Omit all images. Write out the rest of the material exactly.

################

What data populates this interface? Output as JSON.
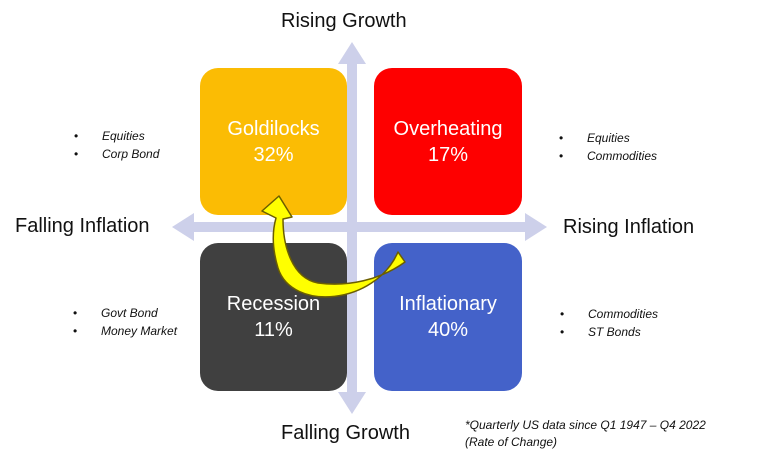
{
  "axes": {
    "top": "Rising Growth",
    "bottom": "Falling Growth",
    "left": "Falling Inflation",
    "right": "Rising Inflation"
  },
  "quadrants": {
    "goldilocks": {
      "name": "Goldilocks",
      "pct": "32%",
      "color": "#fbbc04"
    },
    "overheating": {
      "name": "Overheating",
      "pct": "17%",
      "color": "#fe0000"
    },
    "recession": {
      "name": "Recession",
      "pct": "11%",
      "color": "#404040"
    },
    "inflationary": {
      "name": "Inflationary",
      "pct": "40%",
      "color": "#4462c9"
    }
  },
  "assets": {
    "goldilocks": [
      "Equities",
      "Corp Bond"
    ],
    "overheating": [
      "Equities",
      "Commodities"
    ],
    "recession": [
      "Govt Bond",
      "Money Market"
    ],
    "inflationary": [
      "Commodities",
      "ST Bonds"
    ]
  },
  "footnote": {
    "line1": "*Quarterly US data since Q1 1947 – Q4 2022",
    "line2": "(Rate of Change)"
  },
  "colors": {
    "axis": "#cdd0ea",
    "arrow_fill": "#ffff00",
    "arrow_stroke": "#6b5e00"
  }
}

################

#### OUTPUT FOR THIS TASK
What data populates this interface? Output as JSON.
{
  "axes": {
    "top": "Rising Growth",
    "bottom": "Falling Growth",
    "left": "Falling Inflation",
    "right": "Rising Inflation"
  },
  "quadrants": {
    "goldilocks": {
      "name": "Goldilocks",
      "pct": "32%",
      "color": "#fbbc04"
    },
    "overheating": {
      "name": "Overheating",
      "pct": "17%",
      "color": "#fe0000"
    },
    "recession": {
      "name": "Recession",
      "pct": "11%",
      "color": "#404040"
    },
    "inflationary": {
      "name": "Inflationary",
      "pct": "40%",
      "color": "#4462c9"
    }
  },
  "assets": {
    "goldilocks": [
      "Equities",
      "Corp Bond"
    ],
    "overheating": [
      "Equities",
      "Commodities"
    ],
    "recession": [
      "Govt Bond",
      "Money Market"
    ],
    "inflationary": [
      "Commodities",
      "ST Bonds"
    ]
  },
  "footnote": {
    "line1": "*Quarterly US data since Q1 1947 – Q4 2022",
    "line2": "(Rate of Change)"
  },
  "colors": {
    "axis": "#cdd0ea",
    "arrow_fill": "#ffff00",
    "arrow_stroke": "#6b5e00"
  }
}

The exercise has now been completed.